_The task_
In full and without alteration, give the listing again.

_Record set_
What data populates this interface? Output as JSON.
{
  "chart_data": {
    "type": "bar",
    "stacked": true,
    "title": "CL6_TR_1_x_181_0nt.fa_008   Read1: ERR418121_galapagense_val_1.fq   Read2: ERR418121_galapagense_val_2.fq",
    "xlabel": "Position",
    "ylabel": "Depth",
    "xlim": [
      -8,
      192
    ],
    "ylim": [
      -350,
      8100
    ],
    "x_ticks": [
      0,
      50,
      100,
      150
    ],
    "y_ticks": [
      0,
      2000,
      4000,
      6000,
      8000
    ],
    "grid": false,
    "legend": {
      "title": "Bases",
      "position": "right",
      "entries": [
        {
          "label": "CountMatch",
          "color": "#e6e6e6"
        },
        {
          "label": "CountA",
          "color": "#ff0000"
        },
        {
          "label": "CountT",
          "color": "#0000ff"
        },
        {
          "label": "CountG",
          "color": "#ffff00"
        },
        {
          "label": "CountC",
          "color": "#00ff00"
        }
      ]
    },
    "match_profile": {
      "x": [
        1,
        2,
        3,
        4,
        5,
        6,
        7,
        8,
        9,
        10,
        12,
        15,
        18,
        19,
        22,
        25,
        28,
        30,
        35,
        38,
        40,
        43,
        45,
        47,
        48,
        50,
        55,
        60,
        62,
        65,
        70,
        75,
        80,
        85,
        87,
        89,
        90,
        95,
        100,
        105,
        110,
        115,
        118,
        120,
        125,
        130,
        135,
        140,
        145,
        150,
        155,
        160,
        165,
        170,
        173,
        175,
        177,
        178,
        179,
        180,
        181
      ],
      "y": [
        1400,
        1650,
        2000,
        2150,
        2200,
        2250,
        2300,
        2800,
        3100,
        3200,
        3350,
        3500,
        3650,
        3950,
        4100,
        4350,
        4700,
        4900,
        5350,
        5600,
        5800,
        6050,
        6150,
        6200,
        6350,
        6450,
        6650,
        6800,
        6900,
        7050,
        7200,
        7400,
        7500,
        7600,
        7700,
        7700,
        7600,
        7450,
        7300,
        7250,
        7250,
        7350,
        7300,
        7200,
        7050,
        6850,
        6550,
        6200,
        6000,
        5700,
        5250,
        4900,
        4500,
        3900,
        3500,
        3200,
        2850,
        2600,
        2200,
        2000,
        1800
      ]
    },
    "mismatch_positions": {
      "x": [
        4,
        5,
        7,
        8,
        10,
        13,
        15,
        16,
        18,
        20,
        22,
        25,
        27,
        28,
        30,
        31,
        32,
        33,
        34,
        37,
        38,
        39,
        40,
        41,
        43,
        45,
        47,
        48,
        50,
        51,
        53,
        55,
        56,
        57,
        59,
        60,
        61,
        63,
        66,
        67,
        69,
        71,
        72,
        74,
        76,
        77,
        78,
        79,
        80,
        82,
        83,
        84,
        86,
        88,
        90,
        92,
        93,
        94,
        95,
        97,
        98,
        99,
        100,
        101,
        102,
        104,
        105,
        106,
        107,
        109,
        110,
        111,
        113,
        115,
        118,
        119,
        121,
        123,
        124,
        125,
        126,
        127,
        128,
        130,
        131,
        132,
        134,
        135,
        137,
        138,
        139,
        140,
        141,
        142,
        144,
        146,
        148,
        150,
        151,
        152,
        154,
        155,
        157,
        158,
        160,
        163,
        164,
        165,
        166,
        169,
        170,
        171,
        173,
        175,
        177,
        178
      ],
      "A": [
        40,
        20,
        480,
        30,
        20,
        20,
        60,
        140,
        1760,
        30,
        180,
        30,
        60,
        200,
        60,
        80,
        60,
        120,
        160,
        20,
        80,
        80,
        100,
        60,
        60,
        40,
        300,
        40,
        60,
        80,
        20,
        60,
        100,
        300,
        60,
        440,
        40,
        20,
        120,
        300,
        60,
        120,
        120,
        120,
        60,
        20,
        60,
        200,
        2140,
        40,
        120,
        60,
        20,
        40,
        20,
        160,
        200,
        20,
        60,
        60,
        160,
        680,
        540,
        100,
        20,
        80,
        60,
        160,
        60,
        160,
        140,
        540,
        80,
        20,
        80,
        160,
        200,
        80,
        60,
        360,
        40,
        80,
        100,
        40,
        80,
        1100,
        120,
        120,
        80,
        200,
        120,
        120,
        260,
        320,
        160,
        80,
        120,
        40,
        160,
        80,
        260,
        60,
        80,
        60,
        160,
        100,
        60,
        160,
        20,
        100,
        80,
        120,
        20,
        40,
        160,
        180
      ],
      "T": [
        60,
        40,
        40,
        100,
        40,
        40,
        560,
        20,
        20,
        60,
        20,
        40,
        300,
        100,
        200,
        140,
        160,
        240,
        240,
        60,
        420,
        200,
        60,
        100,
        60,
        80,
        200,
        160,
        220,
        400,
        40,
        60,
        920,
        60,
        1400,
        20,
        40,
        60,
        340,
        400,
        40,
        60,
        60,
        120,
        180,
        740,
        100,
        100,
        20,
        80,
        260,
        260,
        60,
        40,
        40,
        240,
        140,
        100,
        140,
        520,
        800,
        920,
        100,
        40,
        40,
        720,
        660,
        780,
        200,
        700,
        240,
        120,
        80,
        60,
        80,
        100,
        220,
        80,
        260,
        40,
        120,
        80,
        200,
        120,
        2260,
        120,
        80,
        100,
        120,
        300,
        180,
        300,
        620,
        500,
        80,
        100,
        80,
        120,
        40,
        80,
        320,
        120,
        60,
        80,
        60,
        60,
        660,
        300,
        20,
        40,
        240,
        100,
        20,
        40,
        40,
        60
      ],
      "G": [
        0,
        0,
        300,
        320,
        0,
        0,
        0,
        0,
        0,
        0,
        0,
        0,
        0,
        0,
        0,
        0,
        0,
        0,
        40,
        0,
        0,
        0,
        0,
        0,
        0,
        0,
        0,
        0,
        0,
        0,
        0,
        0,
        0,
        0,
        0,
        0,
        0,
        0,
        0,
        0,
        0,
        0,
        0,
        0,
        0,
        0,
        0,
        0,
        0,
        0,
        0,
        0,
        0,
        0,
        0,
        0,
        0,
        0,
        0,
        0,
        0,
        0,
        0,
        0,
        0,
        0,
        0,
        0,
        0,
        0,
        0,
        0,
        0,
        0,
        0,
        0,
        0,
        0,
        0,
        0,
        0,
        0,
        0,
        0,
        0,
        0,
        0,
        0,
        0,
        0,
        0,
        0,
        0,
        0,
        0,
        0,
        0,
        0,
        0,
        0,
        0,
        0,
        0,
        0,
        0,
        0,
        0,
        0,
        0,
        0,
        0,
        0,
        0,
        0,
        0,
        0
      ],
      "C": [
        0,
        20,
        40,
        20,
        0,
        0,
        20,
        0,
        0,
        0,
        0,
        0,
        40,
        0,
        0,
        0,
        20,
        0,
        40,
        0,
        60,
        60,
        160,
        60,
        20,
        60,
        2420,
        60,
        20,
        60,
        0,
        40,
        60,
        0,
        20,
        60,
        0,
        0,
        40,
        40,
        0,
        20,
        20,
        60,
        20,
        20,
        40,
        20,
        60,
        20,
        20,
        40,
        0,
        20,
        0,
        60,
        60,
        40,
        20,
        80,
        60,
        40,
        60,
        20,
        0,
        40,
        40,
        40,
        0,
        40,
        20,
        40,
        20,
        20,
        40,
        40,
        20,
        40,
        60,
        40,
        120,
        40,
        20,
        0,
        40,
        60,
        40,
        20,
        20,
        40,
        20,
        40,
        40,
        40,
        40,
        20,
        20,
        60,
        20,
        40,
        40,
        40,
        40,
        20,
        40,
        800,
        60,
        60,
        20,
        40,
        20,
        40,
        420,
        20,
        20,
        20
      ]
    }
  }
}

_Written reply_
What data populates this interface? Output as JSON.
{
  "chart_data": {
    "type": "bar",
    "stacked": true,
    "title": "CL6_TR_1_x_181_0nt.fa_008   Read1: ERR418121_galapagense_val_1.fq   Read2: ERR418121_galapagense_val_2.fq",
    "xlabel": "Position",
    "ylabel": "Depth",
    "xlim": [
      -8,
      192
    ],
    "ylim": [
      -350,
      8100
    ],
    "x_ticks": [
      0,
      50,
      100,
      150
    ],
    "y_ticks": [
      0,
      2000,
      4000,
      6000,
      8000
    ],
    "grid": false,
    "legend": {
      "title": "Bases",
      "position": "right",
      "entries": [
        {
          "label": "CountMatch",
          "color": "#e6e6e6"
        },
        {
          "label": "CountA",
          "color": "#ff0000"
        },
        {
          "label": "CountT",
          "color": "#0000ff"
        },
        {
          "label": "CountG",
          "color": "#ffff00"
        },
        {
          "label": "CountC",
          "color": "#00ff00"
        }
      ]
    },
    "match_profile": {
      "x": [
        1,
        2,
        3,
        4,
        5,
        6,
        7,
        8,
        9,
        10,
        12,
        15,
        18,
        19,
        22,
        25,
        28,
        30,
        35,
        38,
        40,
        43,
        45,
        47,
        48,
        50,
        55,
        60,
        62,
        65,
        70,
        75,
        80,
        85,
        87,
        89,
        90,
        95,
        100,
        105,
        110,
        115,
        118,
        120,
        125,
        130,
        135,
        140,
        145,
        150,
        155,
        160,
        165,
        170,
        173,
        175,
        177,
        178,
        179,
        180,
        181
      ],
      "y": [
        1400,
        1650,
        2000,
        2150,
        2200,
        2250,
        2300,
        2800,
        3100,
        3200,
        3350,
        3500,
        3650,
        3950,
        4100,
        4350,
        4700,
        4900,
        5350,
        5600,
        5800,
        6050,
        6150,
        6200,
        6350,
        6450,
        6650,
        6800,
        6900,
        7050,
        7200,
        7400,
        7500,
        7600,
        7700,
        7700,
        7600,
        7450,
        7300,
        7250,
        7250,
        7350,
        7300,
        7200,
        7050,
        6850,
        6550,
        6200,
        6000,
        5700,
        5250,
        4900,
        4500,
        3900,
        3500,
        3200,
        2850,
        2600,
        2200,
        2000,
        1800
      ]
    },
    "mismatch_positions": {
      "x": [
        4,
        5,
        7,
        8,
        10,
        13,
        15,
        16,
        18,
        20,
        22,
        25,
        27,
        28,
        30,
        31,
        32,
        33,
        34,
        37,
        38,
        39,
        40,
        41,
        43,
        45,
        47,
        48,
        50,
        51,
        53,
        55,
        56,
        57,
        59,
        60,
        61,
        63,
        66,
        67,
        69,
        71,
        72,
        74,
        76,
        77,
        78,
        79,
        80,
        82,
        83,
        84,
        86,
        88,
        90,
        92,
        93,
        94,
        95,
        97,
        98,
        99,
        100,
        101,
        102,
        104,
        105,
        106,
        107,
        109,
        110,
        111,
        113,
        115,
        118,
        119,
        121,
        123,
        124,
        125,
        126,
        127,
        128,
        130,
        131,
        132,
        134,
        135,
        137,
        138,
        139,
        140,
        141,
        142,
        144,
        146,
        148,
        150,
        151,
        152,
        154,
        155,
        157,
        158,
        160,
        163,
        164,
        165,
        166,
        169,
        170,
        171,
        173,
        175,
        177,
        178
      ],
      "A": [
        40,
        20,
        480,
        30,
        20,
        20,
        60,
        140,
        1760,
        30,
        180,
        30,
        60,
        200,
        60,
        80,
        60,
        120,
        160,
        20,
        80,
        80,
        100,
        60,
        60,
        40,
        300,
        40,
        60,
        80,
        20,
        60,
        100,
        300,
        60,
        440,
        40,
        20,
        120,
        300,
        60,
        120,
        120,
        120,
        60,
        20,
        60,
        200,
        2140,
        40,
        120,
        60,
        20,
        40,
        20,
        160,
        200,
        20,
        60,
        60,
        160,
        680,
        540,
        100,
        20,
        80,
        60,
        160,
        60,
        160,
        140,
        540,
        80,
        20,
        80,
        160,
        200,
        80,
        60,
        360,
        40,
        80,
        100,
        40,
        80,
        1100,
        120,
        120,
        80,
        200,
        120,
        120,
        260,
        320,
        160,
        80,
        120,
        40,
        160,
        80,
        260,
        60,
        80,
        60,
        160,
        100,
        60,
        160,
        20,
        100,
        80,
        120,
        20,
        40,
        160,
        180
      ],
      "T": [
        60,
        40,
        40,
        100,
        40,
        40,
        560,
        20,
        20,
        60,
        20,
        40,
        300,
        100,
        200,
        140,
        160,
        240,
        240,
        60,
        420,
        200,
        60,
        100,
        60,
        80,
        200,
        160,
        220,
        400,
        40,
        60,
        920,
        60,
        1400,
        20,
        40,
        60,
        340,
        400,
        40,
        60,
        60,
        120,
        180,
        740,
        100,
        100,
        20,
        80,
        260,
        260,
        60,
        40,
        40,
        240,
        140,
        100,
        140,
        520,
        800,
        920,
        100,
        40,
        40,
        720,
        660,
        780,
        200,
        700,
        240,
        120,
        80,
        60,
        80,
        100,
        220,
        80,
        260,
        40,
        120,
        80,
        200,
        120,
        2260,
        120,
        80,
        100,
        120,
        300,
        180,
        300,
        620,
        500,
        80,
        100,
        80,
        120,
        40,
        80,
        320,
        120,
        60,
        80,
        60,
        60,
        660,
        300,
        20,
        40,
        240,
        100,
        20,
        40,
        40,
        60
      ],
      "G": [
        0,
        0,
        300,
        320,
        0,
        0,
        0,
        0,
        0,
        0,
        0,
        0,
        0,
        0,
        0,
        0,
        0,
        0,
        40,
        0,
        0,
        0,
        0,
        0,
        0,
        0,
        0,
        0,
        0,
        0,
        0,
        0,
        0,
        0,
        0,
        0,
        0,
        0,
        0,
        0,
        0,
        0,
        0,
        0,
        0,
        0,
        0,
        0,
        0,
        0,
        0,
        0,
        0,
        0,
        0,
        0,
        0,
        0,
        0,
        0,
        0,
        0,
        0,
        0,
        0,
        0,
        0,
        0,
        0,
        0,
        0,
        0,
        0,
        0,
        0,
        0,
        0,
        0,
        0,
        0,
        0,
        0,
        0,
        0,
        0,
        0,
        0,
        0,
        0,
        0,
        0,
        0,
        0,
        0,
        0,
        0,
        0,
        0,
        0,
        0,
        0,
        0,
        0,
        0,
        0,
        0,
        0,
        0,
        0,
        0,
        0,
        0,
        0,
        0,
        0,
        0
      ],
      "C": [
        0,
        20,
        40,
        20,
        0,
        0,
        20,
        0,
        0,
        0,
        0,
        0,
        40,
        0,
        0,
        0,
        20,
        0,
        40,
        0,
        60,
        60,
        160,
        60,
        20,
        60,
        2420,
        60,
        20,
        60,
        0,
        40,
        60,
        0,
        20,
        60,
        0,
        0,
        40,
        40,
        0,
        20,
        20,
        60,
        20,
        20,
        40,
        20,
        60,
        20,
        20,
        40,
        0,
        20,
        0,
        60,
        60,
        40,
        20,
        80,
        60,
        40,
        60,
        20,
        0,
        40,
        40,
        40,
        0,
        40,
        20,
        40,
        20,
        20,
        40,
        40,
        20,
        40,
        60,
        40,
        120,
        40,
        20,
        0,
        40,
        60,
        40,
        20,
        20,
        40,
        20,
        40,
        40,
        40,
        40,
        20,
        20,
        60,
        20,
        40,
        40,
        40,
        40,
        20,
        40,
        800,
        60,
        60,
        20,
        40,
        20,
        40,
        420,
        20,
        20,
        20
      ]
    }
  }
}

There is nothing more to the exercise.